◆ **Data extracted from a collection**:
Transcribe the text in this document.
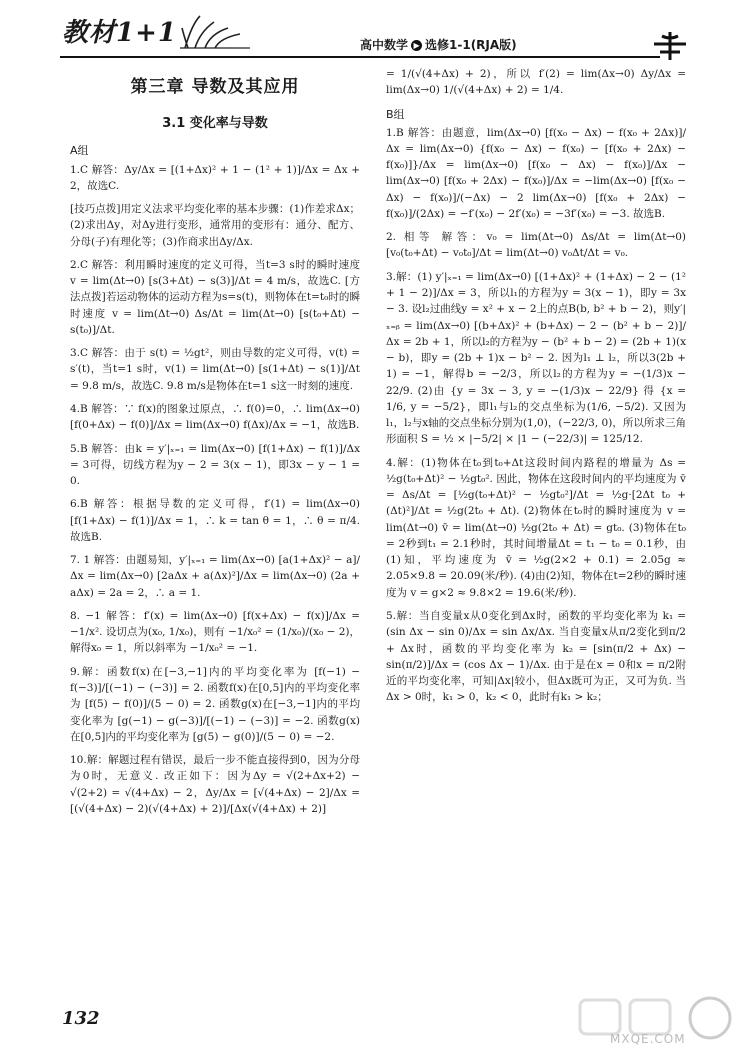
教材1+1	高中数学 ▶ 选修1-1(RJA版)
第三章 导数及其应用
3.1 变化率与导数
A组
1.C 解答：Δy/Δx = [(1+Δx)² + 1 − (1² + 1)]/Δx = Δx + 2，故选C.
[技巧点拨]用定义法求平均变化率的基本步骤：(1)作差求Δx；(2)求出Δy，对Δy进行变形，通常用的变形有：通分、配方、分母(子)有理化等；(3)作商求出Δy/Δx.
2.C 解答：利用瞬时速度的定义可得，当t=3 s时的瞬时速度 v = lim(Δt→0) [s(3+Δt) − s(3)]/Δt = 4 m/s，故选C. [方法点拨]若运动物体的运动方程为s=s(t)，则物体在t=t₀时的瞬时速度 v = lim(Δt→0) Δs/Δt = lim(Δt→0) [s(t₀+Δt) − s(t₀)]/Δt.
3.C 解答：由于 s(t) = ½gt²，则由导数的定义可得，v(t) = s′(t)，当t=1 s时，v(1) = lim(Δt→0) [s(1+Δt) − s(1)]/Δt = 9.8 m/s，故选C. 9.8 m/s是物体在t=1 s这一时刻的速度.
4.B 解答：∵ f(x)的图象过原点，∴ f(0)=0，∴ lim(Δx→0) [f(0+Δx) − f(0)]/Δx = lim(Δx→0) f(Δx)/Δx = −1，故选B.
5.B 解答：由k = y′|ₓ₌₁ = lim(Δx→0) [f(1+Δx) − f(1)]/Δx = 3可得，切线方程为y − 2 = 3(x − 1)，即3x − y − 1 = 0.
6.B 解答：根据导数的定义可得，f′(1) = lim(Δx→0) [f(1+Δx) − f(1)]/Δx = 1，∴ k = tan θ = 1，∴ θ = π/4. 故选B.
7. 1 解答：由题易知，y′|ₓ₌₁ = lim(Δx→0) [a(1+Δx)² − a]/Δx = lim(Δx→0) [2aΔx + a(Δx)²]/Δx = lim(Δx→0) (2a + aΔx) = 2a = 2，∴ a = 1.
8. −1 解答：f′(x) = lim(Δx→0) [f(x+Δx) − f(x)]/Δx = −1/x². 设切点为(x₀, 1/x₀)，则有 −1/x₀² = (1/x₀)/(x₀ − 2)，解得x₀ = 1，所以斜率为 −1/x₀² = −1.
9.解：函数f(x)在[−3,−1]内的平均变化率为 [f(−1) − f(−3)]/[(−1) − (−3)] = 2. 函数f(x)在[0,5]内的平均变化率为 [f(5) − f(0)]/(5 − 0) = 2. 函数g(x)在[−3,−1]内的平均变化率为 [g(−1) − g(−3)]/[(−1) − (−3)] = −2. 函数g(x)在[0,5]内的平均变化率为 [g(5) − g(0)]/(5 − 0) = −2.
10.解：解题过程有错误，最后一步不能直接得到0，因为分母为0时，无意义. 改正如下：因为Δy = √(2+Δx+2) − √(2+2) = √(4+Δx) − 2，Δy/Δx = [√(4+Δx) − 2]/Δx = [(√(4+Δx) − 2)(√(4+Δx) + 2)]/[Δx(√(4+Δx) + 2)]
= 1/(√(4+Δx) + 2)，所以 f′(2) = lim(Δx→0) Δy/Δx = lim(Δx→0) 1/(√(4+Δx) + 2) = 1/4.
B组
1.B 解答：由题意，lim(Δx→0) [f(x₀ − Δx) − f(x₀ + 2Δx)]/Δx = lim(Δx→0) {f(x₀ − Δx) − f(x₀) − [f(x₀ + 2Δx) − f(x₀)]}/Δx = lim(Δx→0) [f(x₀ − Δx) − f(x₀)]/Δx − lim(Δx→0) [f(x₀ + 2Δx) − f(x₀)]/Δx = −lim(Δx→0) [f(x₀ − Δx) − f(x₀)]/(−Δx) − 2 lim(Δx→0) [f(x₀ + 2Δx) − f(x₀)]/(2Δx) = −f′(x₀) − 2f′(x₀) = −3f′(x₀) = −3. 故选B.
2. 相等 解答：v₀ = lim(Δt→0) Δs/Δt = lim(Δt→0) [v₀(t₀+Δt) − v₀t₀]/Δt = lim(Δt→0) v₀Δt/Δt = v₀.
3.解：(1) y′|ₓ₌₁ = lim(Δx→0) [(1+Δx)² + (1+Δx) − 2 − (1² + 1 − 2)]/Δx = 3，所以l₁的方程为y = 3(x − 1)，即y = 3x − 3. 设l₂过曲线y = x² + x − 2上的点B(b, b² + b − 2)，则y′|ₓ₌ᵦ = lim(Δx→0) [(b+Δx)² + (b+Δx) − 2 − (b² + b − 2)]/Δx = 2b + 1，所以l₂的方程为y − (b² + b − 2) = (2b + 1)(x − b)，即y = (2b + 1)x − b² − 2. 因为l₁ ⊥ l₂，所以3(2b + 1) = −1，解得b = −2/3，所以l₂的方程为y = −(1/3)x − 22/9. (2)由 {y = 3x − 3, y = −(1/3)x − 22/9} 得 {x = 1/6, y = −5/2}，即l₁与l₂的交点坐标为(1/6, −5/2). 又因为l₁，l₂与x轴的交点坐标分别为(1,0)，(−22/3, 0)，所以所求三角形面积 S = ½ × |−5/2| × |1 − (−22/3)| = 125/12.
4.解：(1)物体在t₀到t₀+Δt这段时间内路程的增量为 Δs = ½g(t₀+Δt)² − ½gt₀². 因此，物体在这段时间内的平均速度为 v̄ = Δs/Δt = [½g(t₀+Δt)² − ½gt₀²]/Δt = ½g·[2Δt t₀ + (Δt)²]/Δt = ½g(2t₀ + Δt). (2)物体在t₀时的瞬时速度为 v = lim(Δt→0) v̄ = lim(Δt→0) ½g(2t₀ + Δt) = gt₀. (3)物体在t₀ = 2秒到t₁ = 2.1秒时，其时间增量Δt = t₁ − t₀ = 0.1秒，由(1)知，平均速度为 v̄ = ½g(2×2 + 0.1) = 2.05g ≈ 2.05×9.8 = 20.09(米/秒). (4)由(2)知，物体在t=2秒的瞬时速度为 v = g×2 ≈ 9.8×2 = 19.6(米/秒).
5.解：当自变量x从0变化到Δx时，函数的平均变化率为 k₁ = (sin Δx − sin 0)/Δx = sin Δx/Δx. 当自变量x从π/2变化到π/2 + Δx时，函数的平均变化率为 k₂ = [sin(π/2 + Δx) − sin(π/2)]/Δx = (cos Δx − 1)/Δx. 由于是在x = 0和x = π/2附近的平均变化率，可知|Δx|较小，但Δx既可为正，又可为负. 当Δx > 0时，k₁ > 0，k₂ < 0，此时有k₁ > k₂；
132
MXQE.COM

◆ **To be done**:
Are you able to set down all the lines above exactly, without any pictures?

◆ **Response below**:
Transcribe the text in this document.
教材1+1	高中数学 ▶ 选修1-1(RJA版)
第三章 导数及其应用
3.1 变化率与导数
A组
1.C 解答：Δy/Δx = [(1+Δx)² + 1 − (1² + 1)]/Δx = Δx + 2，故选C.
[技巧点拨]用定义法求平均变化率的基本步骤：(1)作差求Δx；(2)求出Δy，对Δy进行变形，通常用的变形有：通分、配方、分母(子)有理化等；(3)作商求出Δy/Δx.
2.C 解答：利用瞬时速度的定义可得，当t=3 s时的瞬时速度 v = lim(Δt→0) [s(3+Δt) − s(3)]/Δt = 4 m/s，故选C. [方法点拨]若运动物体的运动方程为s=s(t)，则物体在t=t₀时的瞬时速度 v = lim(Δt→0) Δs/Δt = lim(Δt→0) [s(t₀+Δt) − s(t₀)]/Δt.
3.C 解答：由于 s(t) = ½gt²，则由导数的定义可得，v(t) = s′(t)，当t=1 s时，v(1) = lim(Δt→0) [s(1+Δt) − s(1)]/Δt = 9.8 m/s，故选C. 9.8 m/s是物体在t=1 s这一时刻的速度.
4.B 解答：∵ f(x)的图象过原点，∴ f(0)=0，∴ lim(Δx→0) [f(0+Δx) − f(0)]/Δx = lim(Δx→0) f(Δx)/Δx = −1，故选B.
5.B 解答：由k = y′|ₓ₌₁ = lim(Δx→0) [f(1+Δx) − f(1)]/Δx = 3可得，切线方程为y − 2 = 3(x − 1)，即3x − y − 1 = 0.
6.B 解答：根据导数的定义可得，f′(1) = lim(Δx→0) [f(1+Δx) − f(1)]/Δx = 1，∴ k = tan θ = 1，∴ θ = π/4. 故选B.
7. 1 解答：由题易知，y′|ₓ₌₁ = lim(Δx→0) [a(1+Δx)² − a]/Δx = lim(Δx→0) [2aΔx + a(Δx)²]/Δx = lim(Δx→0) (2a + aΔx) = 2a = 2，∴ a = 1.
8. −1 解答：f′(x) = lim(Δx→0) [f(x+Δx) − f(x)]/Δx = −1/x². 设切点为(x₀, 1/x₀)，则有 −1/x₀² = (1/x₀)/(x₀ − 2)，解得x₀ = 1，所以斜率为 −1/x₀² = −1.
9.解：函数f(x)在[−3,−1]内的平均变化率为 [f(−1) − f(−3)]/[(−1) − (−3)] = 2. 函数f(x)在[0,5]内的平均变化率为 [f(5) − f(0)]/(5 − 0) = 2. 函数g(x)在[−3,−1]内的平均变化率为 [g(−1) − g(−3)]/[(−1) − (−3)] = −2. 函数g(x)在[0,5]内的平均变化率为 [g(5) − g(0)]/(5 − 0) = −2.
10.解：解题过程有错误，最后一步不能直接得到0，因为分母为0时，无意义. 改正如下：因为Δy = √(2+Δx+2) − √(2+2) = √(4+Δx) − 2，Δy/Δx = [√(4+Δx) − 2]/Δx = [(√(4+Δx) − 2)(√(4+Δx) + 2)]/[Δx(√(4+Δx) + 2)]
= 1/(√(4+Δx) + 2)，所以 f′(2) = lim(Δx→0) Δy/Δx = lim(Δx→0) 1/(√(4+Δx) + 2) = 1/4.
B组
1.B 解答：由题意，lim(Δx→0) [f(x₀ − Δx) − f(x₀ + 2Δx)]/Δx = lim(Δx→0) {f(x₀ − Δx) − f(x₀) − [f(x₀ + 2Δx) − f(x₀)]}/Δx = lim(Δx→0) [f(x₀ − Δx) − f(x₀)]/Δx − lim(Δx→0) [f(x₀ + 2Δx) − f(x₀)]/Δx = −lim(Δx→0) [f(x₀ − Δx) − f(x₀)]/(−Δx) − 2 lim(Δx→0) [f(x₀ + 2Δx) − f(x₀)]/(2Δx) = −f′(x₀) − 2f′(x₀) = −3f′(x₀) = −3. 故选B.
2. 相等 解答：v₀ = lim(Δt→0) Δs/Δt = lim(Δt→0) [v₀(t₀+Δt) − v₀t₀]/Δt = lim(Δt→0) v₀Δt/Δt = v₀.
3.解：(1) y′|ₓ₌₁ = lim(Δx→0) [(1+Δx)² + (1+Δx) − 2 − (1² + 1 − 2)]/Δx = 3，所以l₁的方程为y = 3(x − 1)，即y = 3x − 3. 设l₂过曲线y = x² + x − 2上的点B(b, b² + b − 2)，则y′|ₓ₌ᵦ = lim(Δx→0) [(b+Δx)² + (b+Δx) − 2 − (b² + b − 2)]/Δx = 2b + 1，所以l₂的方程为y − (b² + b − 2) = (2b + 1)(x − b)，即y = (2b + 1)x − b² − 2. 因为l₁ ⊥ l₂，所以3(2b + 1) = −1，解得b = −2/3，所以l₂的方程为y = −(1/3)x − 22/9. (2)由 {y = 3x − 3, y = −(1/3)x − 22/9} 得 {x = 1/6, y = −5/2}，即l₁与l₂的交点坐标为(1/6, −5/2). 又因为l₁，l₂与x轴的交点坐标分别为(1,0)，(−22/3, 0)，所以所求三角形面积 S = ½ × |−5/2| × |1 − (−22/3)| = 125/12.
4.解：(1)物体在t₀到t₀+Δt这段时间内路程的增量为 Δs = ½g(t₀+Δt)² − ½gt₀². 因此，物体在这段时间内的平均速度为 v̄ = Δs/Δt = [½g(t₀+Δt)² − ½gt₀²]/Δt = ½g·[2Δt t₀ + (Δt)²]/Δt = ½g(2t₀ + Δt). (2)物体在t₀时的瞬时速度为 v = lim(Δt→0) v̄ = lim(Δt→0) ½g(2t₀ + Δt) = gt₀. (3)物体在t₀ = 2秒到t₁ = 2.1秒时，其时间增量Δt = t₁ − t₀ = 0.1秒，由(1)知，平均速度为 v̄ = ½g(2×2 + 0.1) = 2.05g ≈ 2.05×9.8 = 20.09(米/秒). (4)由(2)知，物体在t=2秒的瞬时速度为 v = g×2 ≈ 9.8×2 = 19.6(米/秒).
5.解：当自变量x从0变化到Δx时，函数的平均变化率为 k₁ = (sin Δx − sin 0)/Δx = sin Δx/Δx. 当自变量x从π/2变化到π/2 + Δx时，函数的平均变化率为 k₂ = [sin(π/2 + Δx) − sin(π/2)]/Δx = (cos Δx − 1)/Δx. 由于是在x = 0和x = π/2附近的平均变化率，可知|Δx|较小，但Δx既可为正，又可为负. 当Δx > 0时，k₁ > 0，k₂ < 0，此时有k₁ > k₂；
132
MXQE.COM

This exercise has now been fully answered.